◆ Your objective ◆
Reproduce all of the records exactly.

◆ Records shown ◆
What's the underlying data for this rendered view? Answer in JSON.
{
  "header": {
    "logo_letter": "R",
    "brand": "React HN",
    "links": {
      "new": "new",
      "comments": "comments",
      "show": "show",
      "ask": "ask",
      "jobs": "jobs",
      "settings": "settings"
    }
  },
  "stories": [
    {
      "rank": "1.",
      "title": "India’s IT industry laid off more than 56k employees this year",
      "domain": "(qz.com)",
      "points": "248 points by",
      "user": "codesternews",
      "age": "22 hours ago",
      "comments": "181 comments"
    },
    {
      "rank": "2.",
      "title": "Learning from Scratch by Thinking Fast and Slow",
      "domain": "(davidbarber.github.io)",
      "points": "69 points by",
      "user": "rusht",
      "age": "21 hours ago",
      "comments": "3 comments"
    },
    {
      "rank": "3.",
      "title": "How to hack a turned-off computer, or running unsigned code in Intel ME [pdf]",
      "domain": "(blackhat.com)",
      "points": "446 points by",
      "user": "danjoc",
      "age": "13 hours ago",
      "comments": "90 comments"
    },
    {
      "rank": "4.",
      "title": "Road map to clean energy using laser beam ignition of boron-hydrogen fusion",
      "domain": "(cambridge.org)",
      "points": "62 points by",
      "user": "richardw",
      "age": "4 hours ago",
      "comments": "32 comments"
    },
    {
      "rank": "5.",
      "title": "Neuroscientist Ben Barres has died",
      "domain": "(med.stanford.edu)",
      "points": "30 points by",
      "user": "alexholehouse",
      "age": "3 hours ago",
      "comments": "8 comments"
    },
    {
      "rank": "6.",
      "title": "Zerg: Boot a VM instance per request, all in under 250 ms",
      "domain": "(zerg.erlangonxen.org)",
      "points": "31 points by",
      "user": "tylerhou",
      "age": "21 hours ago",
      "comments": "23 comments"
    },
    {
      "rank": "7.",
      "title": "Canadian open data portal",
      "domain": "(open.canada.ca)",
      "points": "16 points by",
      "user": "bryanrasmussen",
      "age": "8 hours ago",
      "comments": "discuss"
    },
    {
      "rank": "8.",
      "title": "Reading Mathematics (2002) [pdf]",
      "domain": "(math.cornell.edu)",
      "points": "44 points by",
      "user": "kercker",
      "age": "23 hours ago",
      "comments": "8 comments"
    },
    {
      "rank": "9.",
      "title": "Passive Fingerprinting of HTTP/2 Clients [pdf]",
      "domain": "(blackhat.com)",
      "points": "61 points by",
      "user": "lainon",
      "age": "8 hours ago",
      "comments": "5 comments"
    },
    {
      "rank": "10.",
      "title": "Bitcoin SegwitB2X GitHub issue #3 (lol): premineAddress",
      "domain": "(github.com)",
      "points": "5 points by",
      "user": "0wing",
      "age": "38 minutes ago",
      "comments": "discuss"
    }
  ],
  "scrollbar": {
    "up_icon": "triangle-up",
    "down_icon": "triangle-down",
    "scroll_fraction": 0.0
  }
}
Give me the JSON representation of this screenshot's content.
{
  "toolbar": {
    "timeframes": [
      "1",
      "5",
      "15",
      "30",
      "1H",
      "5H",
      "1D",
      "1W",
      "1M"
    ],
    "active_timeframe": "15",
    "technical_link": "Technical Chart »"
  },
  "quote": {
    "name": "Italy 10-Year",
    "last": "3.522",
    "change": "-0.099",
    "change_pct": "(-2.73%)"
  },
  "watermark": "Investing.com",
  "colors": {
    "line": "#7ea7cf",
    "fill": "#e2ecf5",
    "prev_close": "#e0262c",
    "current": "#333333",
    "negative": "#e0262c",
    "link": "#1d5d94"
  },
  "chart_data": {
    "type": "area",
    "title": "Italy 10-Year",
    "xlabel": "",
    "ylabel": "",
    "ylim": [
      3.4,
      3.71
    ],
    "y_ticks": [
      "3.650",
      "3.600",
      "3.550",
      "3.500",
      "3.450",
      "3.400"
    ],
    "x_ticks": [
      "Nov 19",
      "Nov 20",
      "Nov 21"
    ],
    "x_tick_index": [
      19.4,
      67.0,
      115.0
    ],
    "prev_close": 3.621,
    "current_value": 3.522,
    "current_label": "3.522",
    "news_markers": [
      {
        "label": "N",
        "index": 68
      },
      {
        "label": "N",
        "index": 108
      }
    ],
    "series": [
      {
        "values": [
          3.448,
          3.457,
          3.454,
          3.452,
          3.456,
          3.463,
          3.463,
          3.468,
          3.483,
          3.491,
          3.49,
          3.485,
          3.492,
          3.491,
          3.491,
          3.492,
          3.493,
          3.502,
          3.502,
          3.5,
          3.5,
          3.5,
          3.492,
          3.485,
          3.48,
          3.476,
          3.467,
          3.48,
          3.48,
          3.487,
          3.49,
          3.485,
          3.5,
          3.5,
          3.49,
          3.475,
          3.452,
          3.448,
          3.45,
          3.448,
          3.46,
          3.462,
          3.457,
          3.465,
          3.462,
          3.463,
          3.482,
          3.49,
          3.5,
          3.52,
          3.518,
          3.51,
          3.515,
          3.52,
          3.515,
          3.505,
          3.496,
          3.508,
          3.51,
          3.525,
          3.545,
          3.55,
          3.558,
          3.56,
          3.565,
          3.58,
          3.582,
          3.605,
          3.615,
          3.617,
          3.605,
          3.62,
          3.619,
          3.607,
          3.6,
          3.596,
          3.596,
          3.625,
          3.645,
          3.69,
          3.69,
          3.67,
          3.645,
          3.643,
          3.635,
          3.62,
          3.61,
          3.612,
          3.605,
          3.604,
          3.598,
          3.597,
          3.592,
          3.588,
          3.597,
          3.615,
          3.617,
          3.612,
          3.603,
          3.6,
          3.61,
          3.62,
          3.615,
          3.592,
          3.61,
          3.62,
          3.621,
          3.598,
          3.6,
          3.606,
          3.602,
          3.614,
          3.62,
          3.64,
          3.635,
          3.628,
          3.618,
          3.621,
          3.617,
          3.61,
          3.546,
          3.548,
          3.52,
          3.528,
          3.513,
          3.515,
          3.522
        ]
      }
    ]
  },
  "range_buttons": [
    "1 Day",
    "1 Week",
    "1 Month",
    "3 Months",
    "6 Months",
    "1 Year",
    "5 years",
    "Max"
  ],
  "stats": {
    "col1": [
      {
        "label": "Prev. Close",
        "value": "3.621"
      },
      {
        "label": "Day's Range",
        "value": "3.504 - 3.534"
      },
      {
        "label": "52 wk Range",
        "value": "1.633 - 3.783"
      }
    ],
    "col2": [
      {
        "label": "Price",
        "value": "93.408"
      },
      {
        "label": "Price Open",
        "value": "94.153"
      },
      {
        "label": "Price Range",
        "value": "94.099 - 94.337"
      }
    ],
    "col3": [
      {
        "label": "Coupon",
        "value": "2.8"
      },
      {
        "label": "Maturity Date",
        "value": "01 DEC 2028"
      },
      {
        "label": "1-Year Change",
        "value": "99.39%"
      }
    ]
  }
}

◆ Response to this task ◆
What's the underlying data for this rendered view? Answer in JSON.
{
  "header": {
    "logo_letter": "R",
    "brand": "React HN",
    "links": {
      "new": "new",
      "comments": "comments",
      "show": "show",
      "ask": "ask",
      "jobs": "jobs",
      "settings": "settings"
    }
  },
  "stories": [
    {
      "rank": "1.",
      "title": "India’s IT industry laid off more than 56k employees this year",
      "domain": "(qz.com)",
      "points": "248 points by",
      "user": "codesternews",
      "age": "22 hours ago",
      "comments": "181 comments"
    },
    {
      "rank": "2.",
      "title": "Learning from Scratch by Thinking Fast and Slow",
      "domain": "(davidbarber.github.io)",
      "points": "69 points by",
      "user": "rusht",
      "age": "21 hours ago",
      "comments": "3 comments"
    },
    {
      "rank": "3.",
      "title": "How to hack a turned-off computer, or running unsigned code in Intel ME [pdf]",
      "domain": "(blackhat.com)",
      "points": "446 points by",
      "user": "danjoc",
      "age": "13 hours ago",
      "comments": "90 comments"
    },
    {
      "rank": "4.",
      "title": "Road map to clean energy using laser beam ignition of boron-hydrogen fusion",
      "domain": "(cambridge.org)",
      "points": "62 points by",
      "user": "richardw",
      "age": "4 hours ago",
      "comments": "32 comments"
    },
    {
      "rank": "5.",
      "title": "Neuroscientist Ben Barres has died",
      "domain": "(med.stanford.edu)",
      "points": "30 points by",
      "user": "alexholehouse",
      "age": "3 hours ago",
      "comments": "8 comments"
    },
    {
      "rank": "6.",
      "title": "Zerg: Boot a VM instance per request, all in under 250 ms",
      "domain": "(zerg.erlangonxen.org)",
      "points": "31 points by",
      "user": "tylerhou",
      "age": "21 hours ago",
      "comments": "23 comments"
    },
    {
      "rank": "7.",
      "title": "Canadian open data portal",
      "domain": "(open.canada.ca)",
      "points": "16 points by",
      "user": "bryanrasmussen",
      "age": "8 hours ago",
      "comments": "discuss"
    },
    {
      "rank": "8.",
      "title": "Reading Mathematics (2002) [pdf]",
      "domain": "(math.cornell.edu)",
      "points": "44 points by",
      "user": "kercker",
      "age": "23 hours ago",
      "comments": "8 comments"
    },
    {
      "rank": "9.",
      "title": "Passive Fingerprinting of HTTP/2 Clients [pdf]",
      "domain": "(blackhat.com)",
      "points": "61 points by",
      "user": "lainon",
      "age": "8 hours ago",
      "comments": "5 comments"
    },
    {
      "rank": "10.",
      "title": "Bitcoin SegwitB2X GitHub issue #3 (lol): premineAddress",
      "domain": "(github.com)",
      "points": "5 points by",
      "user": "0wing",
      "age": "38 minutes ago",
      "comments": "discuss"
    }
  ],
  "scrollbar": {
    "up_icon": "triangle-up",
    "down_icon": "triangle-down",
    "scroll_fraction": 0.0
  }
}
Give me the JSON representation of this screenshot's content.
{
  "toolbar": {
    "timeframes": [
      "1",
      "5",
      "15",
      "30",
      "1H",
      "5H",
      "1D",
      "1W",
      "1M"
    ],
    "active_timeframe": "15",
    "technical_link": "Technical Chart »"
  },
  "quote": {
    "name": "Italy 10-Year",
    "last": "3.522",
    "change": "-0.099",
    "change_pct": "(-2.73%)"
  },
  "watermark": "Investing.com",
  "colors": {
    "line": "#7ea7cf",
    "fill": "#e2ecf5",
    "prev_close": "#e0262c",
    "current": "#333333",
    "negative": "#e0262c",
    "link": "#1d5d94"
  },
  "chart_data": {
    "type": "area",
    "title": "Italy 10-Year",
    "xlabel": "",
    "ylabel": "",
    "ylim": [
      3.4,
      3.71
    ],
    "y_ticks": [
      "3.650",
      "3.600",
      "3.550",
      "3.500",
      "3.450",
      "3.400"
    ],
    "x_ticks": [
      "Nov 19",
      "Nov 20",
      "Nov 21"
    ],
    "x_tick_index": [
      19.4,
      67.0,
      115.0
    ],
    "prev_close": 3.621,
    "current_value": 3.522,
    "current_label": "3.522",
    "news_markers": [
      {
        "label": "N",
        "index": 68
      },
      {
        "label": "N",
        "index": 108
      }
    ],
    "series": [
      {
        "values": [
          3.448,
          3.457,
          3.454,
          3.452,
          3.456,
          3.463,
          3.463,
          3.468,
          3.483,
          3.491,
          3.49,
          3.485,
          3.492,
          3.491,
          3.491,
          3.492,
          3.493,
          3.502,
          3.502,
          3.5,
          3.5,
          3.5,
          3.492,
          3.485,
          3.48,
          3.476,
          3.467,
          3.48,
          3.48,
          3.487,
          3.49,
          3.485,
          3.5,
          3.5,
          3.49,
          3.475,
          3.452,
          3.448,
          3.45,
          3.448,
          3.46,
          3.462,
          3.457,
          3.465,
          3.462,
          3.463,
          3.482,
          3.49,
          3.5,
          3.52,
          3.518,
          3.51,
          3.515,
          3.52,
          3.515,
          3.505,
          3.496,
          3.508,
          3.51,
          3.525,
          3.545,
          3.55,
          3.558,
          3.56,
          3.565,
          3.58,
          3.582,
          3.605,
          3.615,
          3.617,
          3.605,
          3.62,
          3.619,
          3.607,
          3.6,
          3.596,
          3.596,
          3.625,
          3.645,
          3.69,
          3.69,
          3.67,
          3.645,
          3.643,
          3.635,
          3.62,
          3.61,
          3.612,
          3.605,
          3.604,
          3.598,
          3.597,
          3.592,
          3.588,
          3.597,
          3.615,
          3.617,
          3.612,
          3.603,
          3.6,
          3.61,
          3.62,
          3.615,
          3.592,
          3.61,
          3.62,
          3.621,
          3.598,
          3.6,
          3.606,
          3.602,
          3.614,
          3.62,
          3.64,
          3.635,
          3.628,
          3.618,
          3.621,
          3.617,
          3.61,
          3.546,
          3.548,
          3.52,
          3.528,
          3.513,
          3.515,
          3.522
        ]
      }
    ]
  },
  "range_buttons": [
    "1 Day",
    "1 Week",
    "1 Month",
    "3 Months",
    "6 Months",
    "1 Year",
    "5 years",
    "Max"
  ],
  "stats": {
    "col1": [
      {
        "label": "Prev. Close",
        "value": "3.621"
      },
      {
        "label": "Day's Range",
        "value": "3.504 - 3.534"
      },
      {
        "label": "52 wk Range",
        "value": "1.633 - 3.783"
      }
    ],
    "col2": [
      {
        "label": "Price",
        "value": "93.408"
      },
      {
        "label": "Price Open",
        "value": "94.153"
      },
      {
        "label": "Price Range",
        "value": "94.099 - 94.337"
      }
    ],
    "col3": [
      {
        "label": "Coupon",
        "value": "2.8"
      },
      {
        "label": "Maturity Date",
        "value": "01 DEC 2028"
      },
      {
        "label": "1-Year Change",
        "value": "99.39%"
      }
    ]
  }
}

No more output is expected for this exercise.